» Set task
Repeat each line exactly, leaving nothing out.

[Saved data entries]
# # #
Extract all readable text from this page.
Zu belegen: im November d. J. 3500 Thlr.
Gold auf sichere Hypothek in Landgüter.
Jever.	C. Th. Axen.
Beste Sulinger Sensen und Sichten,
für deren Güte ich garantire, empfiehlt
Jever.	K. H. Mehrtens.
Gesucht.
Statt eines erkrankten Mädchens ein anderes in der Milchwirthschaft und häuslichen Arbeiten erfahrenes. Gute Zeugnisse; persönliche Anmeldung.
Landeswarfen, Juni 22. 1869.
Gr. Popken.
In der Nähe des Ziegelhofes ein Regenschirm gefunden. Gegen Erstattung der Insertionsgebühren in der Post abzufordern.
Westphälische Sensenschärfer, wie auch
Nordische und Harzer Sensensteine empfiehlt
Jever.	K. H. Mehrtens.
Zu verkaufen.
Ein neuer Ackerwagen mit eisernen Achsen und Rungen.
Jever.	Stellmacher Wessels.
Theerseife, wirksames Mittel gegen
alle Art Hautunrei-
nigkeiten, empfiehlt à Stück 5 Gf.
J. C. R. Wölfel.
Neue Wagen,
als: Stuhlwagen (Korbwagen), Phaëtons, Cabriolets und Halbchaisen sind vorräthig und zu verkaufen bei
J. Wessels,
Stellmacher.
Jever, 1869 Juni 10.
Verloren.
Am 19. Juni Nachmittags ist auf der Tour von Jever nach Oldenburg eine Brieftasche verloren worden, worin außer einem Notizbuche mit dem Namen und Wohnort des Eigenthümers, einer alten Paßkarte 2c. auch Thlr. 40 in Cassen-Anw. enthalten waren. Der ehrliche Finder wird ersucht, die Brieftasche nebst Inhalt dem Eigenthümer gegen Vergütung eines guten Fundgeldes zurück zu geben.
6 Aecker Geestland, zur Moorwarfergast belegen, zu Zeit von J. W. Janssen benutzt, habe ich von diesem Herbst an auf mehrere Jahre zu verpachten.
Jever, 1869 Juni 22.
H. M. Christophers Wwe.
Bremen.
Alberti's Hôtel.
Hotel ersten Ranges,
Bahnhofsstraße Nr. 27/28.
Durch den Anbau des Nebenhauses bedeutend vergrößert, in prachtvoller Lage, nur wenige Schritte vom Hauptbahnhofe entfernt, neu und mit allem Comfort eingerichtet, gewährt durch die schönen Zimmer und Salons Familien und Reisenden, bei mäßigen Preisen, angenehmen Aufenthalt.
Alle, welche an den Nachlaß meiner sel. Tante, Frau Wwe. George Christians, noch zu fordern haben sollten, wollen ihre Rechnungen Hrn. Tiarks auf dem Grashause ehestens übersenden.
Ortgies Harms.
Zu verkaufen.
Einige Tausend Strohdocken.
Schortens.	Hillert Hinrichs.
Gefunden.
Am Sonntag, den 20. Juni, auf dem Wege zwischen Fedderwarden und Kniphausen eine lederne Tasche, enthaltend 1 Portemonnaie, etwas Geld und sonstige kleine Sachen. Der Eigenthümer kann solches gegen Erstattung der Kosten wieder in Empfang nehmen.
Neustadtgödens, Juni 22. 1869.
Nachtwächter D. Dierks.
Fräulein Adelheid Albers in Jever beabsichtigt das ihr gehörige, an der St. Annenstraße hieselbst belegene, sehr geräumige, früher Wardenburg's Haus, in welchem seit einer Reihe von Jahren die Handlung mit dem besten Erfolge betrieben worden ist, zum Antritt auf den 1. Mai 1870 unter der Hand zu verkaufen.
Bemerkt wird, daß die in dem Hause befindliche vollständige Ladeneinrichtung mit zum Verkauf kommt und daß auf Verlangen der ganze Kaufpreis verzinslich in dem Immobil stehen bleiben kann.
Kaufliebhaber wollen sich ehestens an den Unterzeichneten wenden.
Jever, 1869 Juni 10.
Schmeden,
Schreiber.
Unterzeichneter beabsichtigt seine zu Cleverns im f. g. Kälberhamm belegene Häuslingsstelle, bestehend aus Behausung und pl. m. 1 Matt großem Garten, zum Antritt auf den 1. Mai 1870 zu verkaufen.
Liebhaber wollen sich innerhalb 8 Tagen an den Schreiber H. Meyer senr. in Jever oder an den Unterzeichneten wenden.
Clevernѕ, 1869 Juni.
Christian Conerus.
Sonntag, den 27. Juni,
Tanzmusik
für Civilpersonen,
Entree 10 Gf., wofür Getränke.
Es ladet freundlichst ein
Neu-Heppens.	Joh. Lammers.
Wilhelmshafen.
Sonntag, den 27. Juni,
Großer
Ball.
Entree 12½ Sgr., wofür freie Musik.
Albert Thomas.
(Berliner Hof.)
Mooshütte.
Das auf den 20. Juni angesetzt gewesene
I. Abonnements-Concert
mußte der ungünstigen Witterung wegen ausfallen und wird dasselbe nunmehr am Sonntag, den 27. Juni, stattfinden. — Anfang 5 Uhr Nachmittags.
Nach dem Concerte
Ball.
# # #
» Complete answer
Extract all readable text from this page.
Zu belegen: im November d. J. 3500 Thlr.
Gold auf sichere Hypothek in Landgüter.
Jever.	C. Th. Axen.
Beste Sulinger Sensen und Sichten,
für deren Güte ich garantire, empfiehlt
Jever.	K. H. Mehrtens.
Gesucht.
Statt eines erkrankten Mädchens ein anderes in der Milchwirthschaft und häuslichen Arbeiten erfahrenes. Gute Zeugnisse; persönliche Anmeldung.
Landeswarfen, Juni 22. 1869.
Gr. Popken.
In der Nähe des Ziegelhofes ein Regenschirm gefunden. Gegen Erstattung der Insertionsgebühren in der Post abzufordern.
Westphälische Sensenschärfer, wie auch
Nordische und Harzer Sensensteine empfiehlt
Jever.	K. H. Mehrtens.
Zu verkaufen.
Ein neuer Ackerwagen mit eisernen Achsen und Rungen.
Jever.	Stellmacher Wessels.
Theerseife, wirksames Mittel gegen
alle Art Hautunrei-
nigkeiten, empfiehlt à Stück 5 Gf.
J. C. R. Wölfel.
Neue Wagen,
als: Stuhlwagen (Korbwagen), Phaëtons, Cabriolets und Halbchaisen sind vorräthig und zu verkaufen bei
J. Wessels,
Stellmacher.
Jever, 1869 Juni 10.
Verloren.
Am 19. Juni Nachmittags ist auf der Tour von Jever nach Oldenburg eine Brieftasche verloren worden, worin außer einem Notizbuche mit dem Namen und Wohnort des Eigenthümers, einer alten Paßkarte 2c. auch Thlr. 40 in Cassen-Anw. enthalten waren. Der ehrliche Finder wird ersucht, die Brieftasche nebst Inhalt dem Eigenthümer gegen Vergütung eines guten Fundgeldes zurück zu geben.
6 Aecker Geestland, zur Moorwarfergast belegen, zu Zeit von J. W. Janssen benutzt, habe ich von diesem Herbst an auf mehrere Jahre zu verpachten.
Jever, 1869 Juni 22.
H. M. Christophers Wwe.
Bremen.
Alberti's Hôtel.
Hotel ersten Ranges,
Bahnhofsstraße Nr. 27/28.
Durch den Anbau des Nebenhauses bedeutend vergrößert, in prachtvoller Lage, nur wenige Schritte vom Hauptbahnhofe entfernt, neu und mit allem Comfort eingerichtet, gewährt durch die schönen Zimmer und Salons Familien und Reisenden, bei mäßigen Preisen, angenehmen Aufenthalt.
Alle, welche an den Nachlaß meiner sel. Tante, Frau Wwe. George Christians, noch zu fordern haben sollten, wollen ihre Rechnungen Hrn. Tiarks auf dem Grashause ehestens übersenden.
Ortgies Harms.
Zu verkaufen.
Einige Tausend Strohdocken.
Schortens.	Hillert Hinrichs.
Gefunden.
Am Sonntag, den 20. Juni, auf dem Wege zwischen Fedderwarden und Kniphausen eine lederne Tasche, enthaltend 1 Portemonnaie, etwas Geld und sonstige kleine Sachen. Der Eigenthümer kann solches gegen Erstattung der Kosten wieder in Empfang nehmen.
Neustadtgödens, Juni 22. 1869.
Nachtwächter D. Dierks.
Fräulein Adelheid Albers in Jever beabsichtigt das ihr gehörige, an der St. Annenstraße hieselbst belegene, sehr geräumige, früher Wardenburg's Haus, in welchem seit einer Reihe von Jahren die Handlung mit dem besten Erfolge betrieben worden ist, zum Antritt auf den 1. Mai 1870 unter der Hand zu verkaufen.
Bemerkt wird, daß die in dem Hause befindliche vollständige Ladeneinrichtung mit zum Verkauf kommt und daß auf Verlangen der ganze Kaufpreis verzinslich in dem Immobil stehen bleiben kann.
Kaufliebhaber wollen sich ehestens an den Unterzeichneten wenden.
Jever, 1869 Juni 10.
Schmeden,
Schreiber.
Unterzeichneter beabsichtigt seine zu Cleverns im f. g. Kälberhamm belegene Häuslingsstelle, bestehend aus Behausung und pl. m. 1 Matt großem Garten, zum Antritt auf den 1. Mai 1870 zu verkaufen.
Liebhaber wollen sich innerhalb 8 Tagen an den Schreiber H. Meyer senr. in Jever oder an den Unterzeichneten wenden.
Clevernѕ, 1869 Juni.
Christian Conerus.
Sonntag, den 27. Juni,
Tanzmusik
für Civilpersonen,
Entree 10 Gf., wofür Getränke.
Es ladet freundlichst ein
Neu-Heppens.	Joh. Lammers.
Wilhelmshafen.
Sonntag, den 27. Juni,
Großer
Ball.
Entree 12½ Sgr., wofür freie Musik.
Albert Thomas.
(Berliner Hof.)
Mooshütte.
Das auf den 20. Juni angesetzt gewesene
I. Abonnements-Concert
mußte der ungünstigen Witterung wegen ausfallen und wird dasselbe nunmehr am Sonntag, den 27. Juni, stattfinden. — Anfang 5 Uhr Nachmittags.
Nach dem Concerte
Ball.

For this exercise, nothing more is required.